>> Start
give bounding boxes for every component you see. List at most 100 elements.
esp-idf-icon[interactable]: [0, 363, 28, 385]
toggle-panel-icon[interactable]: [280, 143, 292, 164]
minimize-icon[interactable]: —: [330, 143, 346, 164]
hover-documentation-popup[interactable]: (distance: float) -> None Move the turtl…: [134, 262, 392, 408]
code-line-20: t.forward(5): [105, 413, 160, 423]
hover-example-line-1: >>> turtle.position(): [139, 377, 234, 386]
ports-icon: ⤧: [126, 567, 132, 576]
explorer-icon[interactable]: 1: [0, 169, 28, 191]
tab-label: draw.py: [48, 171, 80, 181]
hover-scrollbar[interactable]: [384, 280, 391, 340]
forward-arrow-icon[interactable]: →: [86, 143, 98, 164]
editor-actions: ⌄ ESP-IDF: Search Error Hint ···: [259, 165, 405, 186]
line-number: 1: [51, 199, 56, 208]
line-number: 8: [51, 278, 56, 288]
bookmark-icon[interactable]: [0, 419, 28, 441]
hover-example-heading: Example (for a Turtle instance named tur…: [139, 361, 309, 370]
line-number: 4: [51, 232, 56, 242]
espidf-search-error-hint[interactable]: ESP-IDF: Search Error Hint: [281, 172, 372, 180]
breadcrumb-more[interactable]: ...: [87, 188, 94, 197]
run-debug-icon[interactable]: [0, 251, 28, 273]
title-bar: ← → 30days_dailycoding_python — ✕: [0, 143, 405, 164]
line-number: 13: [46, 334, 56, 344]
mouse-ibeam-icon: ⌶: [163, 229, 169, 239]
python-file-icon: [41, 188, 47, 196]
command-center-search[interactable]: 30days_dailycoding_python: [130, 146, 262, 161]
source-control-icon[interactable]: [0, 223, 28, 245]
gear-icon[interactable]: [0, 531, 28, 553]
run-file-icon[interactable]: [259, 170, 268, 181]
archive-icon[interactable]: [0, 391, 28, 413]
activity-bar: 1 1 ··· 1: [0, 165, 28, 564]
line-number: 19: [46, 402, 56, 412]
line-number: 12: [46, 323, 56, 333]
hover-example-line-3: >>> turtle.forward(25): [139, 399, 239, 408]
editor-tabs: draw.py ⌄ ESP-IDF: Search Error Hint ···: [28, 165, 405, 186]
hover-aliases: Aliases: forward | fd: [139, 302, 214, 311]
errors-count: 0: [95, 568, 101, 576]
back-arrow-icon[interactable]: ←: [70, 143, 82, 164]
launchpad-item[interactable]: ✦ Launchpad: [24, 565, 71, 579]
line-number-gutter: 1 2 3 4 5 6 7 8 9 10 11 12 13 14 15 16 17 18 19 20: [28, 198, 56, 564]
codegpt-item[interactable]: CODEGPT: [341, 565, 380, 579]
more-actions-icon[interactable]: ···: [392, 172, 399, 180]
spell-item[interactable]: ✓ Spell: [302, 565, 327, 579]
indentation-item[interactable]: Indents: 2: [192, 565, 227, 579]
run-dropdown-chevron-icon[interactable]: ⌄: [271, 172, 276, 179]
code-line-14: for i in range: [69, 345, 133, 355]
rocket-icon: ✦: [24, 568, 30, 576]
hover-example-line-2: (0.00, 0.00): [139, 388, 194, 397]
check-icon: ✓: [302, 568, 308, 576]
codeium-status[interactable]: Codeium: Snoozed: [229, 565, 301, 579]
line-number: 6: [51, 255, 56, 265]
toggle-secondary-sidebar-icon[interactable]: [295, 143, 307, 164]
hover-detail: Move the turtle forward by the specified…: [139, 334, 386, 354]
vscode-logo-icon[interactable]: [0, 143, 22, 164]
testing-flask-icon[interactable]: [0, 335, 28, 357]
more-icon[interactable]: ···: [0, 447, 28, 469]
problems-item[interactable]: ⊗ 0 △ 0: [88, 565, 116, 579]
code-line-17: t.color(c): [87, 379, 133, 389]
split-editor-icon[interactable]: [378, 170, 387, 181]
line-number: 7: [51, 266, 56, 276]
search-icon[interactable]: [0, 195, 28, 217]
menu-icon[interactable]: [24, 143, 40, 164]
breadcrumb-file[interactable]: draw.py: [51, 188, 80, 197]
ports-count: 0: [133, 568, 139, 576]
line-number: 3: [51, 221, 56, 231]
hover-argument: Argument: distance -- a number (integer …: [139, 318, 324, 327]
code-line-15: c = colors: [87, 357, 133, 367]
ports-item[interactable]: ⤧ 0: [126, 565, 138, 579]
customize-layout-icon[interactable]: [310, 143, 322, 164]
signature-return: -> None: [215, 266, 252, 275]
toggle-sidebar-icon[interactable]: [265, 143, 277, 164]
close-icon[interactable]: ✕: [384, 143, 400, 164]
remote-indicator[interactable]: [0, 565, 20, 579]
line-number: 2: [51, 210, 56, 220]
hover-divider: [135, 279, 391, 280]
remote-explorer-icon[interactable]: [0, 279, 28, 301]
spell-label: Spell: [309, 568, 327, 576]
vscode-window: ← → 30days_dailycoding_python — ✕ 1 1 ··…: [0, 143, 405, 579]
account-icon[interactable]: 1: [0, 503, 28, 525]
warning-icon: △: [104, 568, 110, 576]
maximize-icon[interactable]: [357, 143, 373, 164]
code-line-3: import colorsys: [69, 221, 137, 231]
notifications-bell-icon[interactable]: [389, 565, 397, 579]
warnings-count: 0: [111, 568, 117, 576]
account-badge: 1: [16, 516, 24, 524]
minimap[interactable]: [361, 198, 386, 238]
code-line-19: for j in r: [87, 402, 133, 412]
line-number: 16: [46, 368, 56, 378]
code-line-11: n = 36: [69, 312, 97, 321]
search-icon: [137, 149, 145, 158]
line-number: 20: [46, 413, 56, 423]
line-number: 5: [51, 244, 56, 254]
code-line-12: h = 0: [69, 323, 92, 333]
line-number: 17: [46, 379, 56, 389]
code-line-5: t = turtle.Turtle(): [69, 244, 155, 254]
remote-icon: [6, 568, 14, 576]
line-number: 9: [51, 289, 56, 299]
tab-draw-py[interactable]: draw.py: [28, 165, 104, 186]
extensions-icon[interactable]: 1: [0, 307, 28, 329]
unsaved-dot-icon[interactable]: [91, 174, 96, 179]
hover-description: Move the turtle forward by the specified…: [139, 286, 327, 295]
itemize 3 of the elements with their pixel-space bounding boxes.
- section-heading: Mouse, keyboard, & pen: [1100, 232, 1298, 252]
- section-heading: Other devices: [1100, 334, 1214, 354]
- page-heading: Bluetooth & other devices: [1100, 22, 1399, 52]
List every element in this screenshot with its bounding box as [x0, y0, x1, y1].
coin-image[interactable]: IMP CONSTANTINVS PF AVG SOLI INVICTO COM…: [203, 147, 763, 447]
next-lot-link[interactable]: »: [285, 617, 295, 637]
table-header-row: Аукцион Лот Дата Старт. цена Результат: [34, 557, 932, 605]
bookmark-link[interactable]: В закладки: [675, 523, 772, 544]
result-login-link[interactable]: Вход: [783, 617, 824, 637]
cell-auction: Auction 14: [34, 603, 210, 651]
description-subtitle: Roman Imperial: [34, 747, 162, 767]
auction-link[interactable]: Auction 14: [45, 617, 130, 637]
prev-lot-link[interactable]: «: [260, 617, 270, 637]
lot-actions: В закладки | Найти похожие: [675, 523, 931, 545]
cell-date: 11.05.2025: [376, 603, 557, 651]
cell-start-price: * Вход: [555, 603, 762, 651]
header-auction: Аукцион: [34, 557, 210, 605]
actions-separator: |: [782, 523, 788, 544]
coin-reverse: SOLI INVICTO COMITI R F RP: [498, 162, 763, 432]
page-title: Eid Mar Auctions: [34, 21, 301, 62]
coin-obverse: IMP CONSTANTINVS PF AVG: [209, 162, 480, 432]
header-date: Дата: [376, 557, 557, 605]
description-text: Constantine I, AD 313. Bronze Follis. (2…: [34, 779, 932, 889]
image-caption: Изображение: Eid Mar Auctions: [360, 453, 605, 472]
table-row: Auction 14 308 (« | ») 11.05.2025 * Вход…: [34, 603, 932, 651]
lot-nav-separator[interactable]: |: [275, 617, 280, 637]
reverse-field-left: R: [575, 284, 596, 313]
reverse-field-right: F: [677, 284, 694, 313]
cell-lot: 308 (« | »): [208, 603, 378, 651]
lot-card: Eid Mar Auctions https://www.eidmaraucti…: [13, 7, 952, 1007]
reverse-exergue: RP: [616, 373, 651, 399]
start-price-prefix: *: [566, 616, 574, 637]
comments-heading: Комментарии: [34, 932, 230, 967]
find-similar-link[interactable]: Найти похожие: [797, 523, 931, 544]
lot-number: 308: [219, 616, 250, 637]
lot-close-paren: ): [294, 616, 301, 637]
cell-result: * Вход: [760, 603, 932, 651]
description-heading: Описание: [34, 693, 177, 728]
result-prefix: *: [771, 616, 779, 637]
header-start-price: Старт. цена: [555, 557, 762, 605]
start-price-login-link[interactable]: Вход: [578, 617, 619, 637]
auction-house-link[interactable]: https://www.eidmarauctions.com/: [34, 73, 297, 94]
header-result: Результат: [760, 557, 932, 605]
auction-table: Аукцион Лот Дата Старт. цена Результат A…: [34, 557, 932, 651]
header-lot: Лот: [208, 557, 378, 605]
>> End
▶ _What is expected_
Could you quote, character for character, the rows from the very first one through the line containing "minimize-icon[interactable]: —: [330, 143, 346, 164]", both included?

▶ _Output for this task_
give bounding boxes for every component you see. List at most 100 elements.
esp-idf-icon[interactable]: [0, 363, 28, 385]
toggle-panel-icon[interactable]: [280, 143, 292, 164]
minimize-icon[interactable]: —: [330, 143, 346, 164]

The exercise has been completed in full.